Directions
Without changing a character, return the entries, but not the images they hold.

Dataset records
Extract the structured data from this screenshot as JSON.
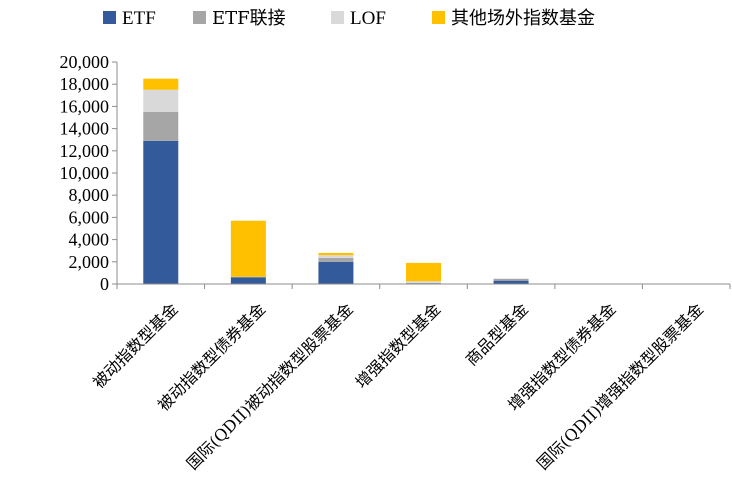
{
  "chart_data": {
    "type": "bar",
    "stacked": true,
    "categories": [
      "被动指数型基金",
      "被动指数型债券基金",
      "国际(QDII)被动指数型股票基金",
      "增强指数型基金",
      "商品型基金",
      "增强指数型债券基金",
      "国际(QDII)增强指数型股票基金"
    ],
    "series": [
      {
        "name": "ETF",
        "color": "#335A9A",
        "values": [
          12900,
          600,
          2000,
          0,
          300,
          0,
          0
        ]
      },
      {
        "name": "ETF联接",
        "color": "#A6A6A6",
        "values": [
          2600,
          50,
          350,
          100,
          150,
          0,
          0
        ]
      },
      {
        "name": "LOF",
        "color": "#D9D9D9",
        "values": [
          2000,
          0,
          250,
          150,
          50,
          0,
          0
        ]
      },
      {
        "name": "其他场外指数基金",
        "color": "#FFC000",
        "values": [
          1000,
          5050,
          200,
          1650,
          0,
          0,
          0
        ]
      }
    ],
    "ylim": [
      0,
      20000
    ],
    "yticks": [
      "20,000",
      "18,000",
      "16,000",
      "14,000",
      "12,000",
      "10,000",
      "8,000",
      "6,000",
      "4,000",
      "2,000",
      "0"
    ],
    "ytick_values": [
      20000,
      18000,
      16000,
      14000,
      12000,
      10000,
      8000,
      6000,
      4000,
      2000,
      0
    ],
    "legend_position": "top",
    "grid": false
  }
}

Answer to this problem
Extract the structured data from this screenshot as JSON.
{
  "chart_data": {
    "type": "bar",
    "stacked": true,
    "categories": [
      "被动指数型基金",
      "被动指数型债券基金",
      "国际(QDII)被动指数型股票基金",
      "增强指数型基金",
      "商品型基金",
      "增强指数型债券基金",
      "国际(QDII)增强指数型股票基金"
    ],
    "series": [
      {
        "name": "ETF",
        "color": "#335A9A",
        "values": [
          12900,
          600,
          2000,
          0,
          300,
          0,
          0
        ]
      },
      {
        "name": "ETF联接",
        "color": "#A6A6A6",
        "values": [
          2600,
          50,
          350,
          100,
          150,
          0,
          0
        ]
      },
      {
        "name": "LOF",
        "color": "#D9D9D9",
        "values": [
          2000,
          0,
          250,
          150,
          50,
          0,
          0
        ]
      },
      {
        "name": "其他场外指数基金",
        "color": "#FFC000",
        "values": [
          1000,
          5050,
          200,
          1650,
          0,
          0,
          0
        ]
      }
    ],
    "ylim": [
      0,
      20000
    ],
    "yticks": [
      "20,000",
      "18,000",
      "16,000",
      "14,000",
      "12,000",
      "10,000",
      "8,000",
      "6,000",
      "4,000",
      "2,000",
      "0"
    ],
    "ytick_values": [
      20000,
      18000,
      16000,
      14000,
      12000,
      10000,
      8000,
      6000,
      4000,
      2000,
      0
    ],
    "legend_position": "top",
    "grid": false
  }
}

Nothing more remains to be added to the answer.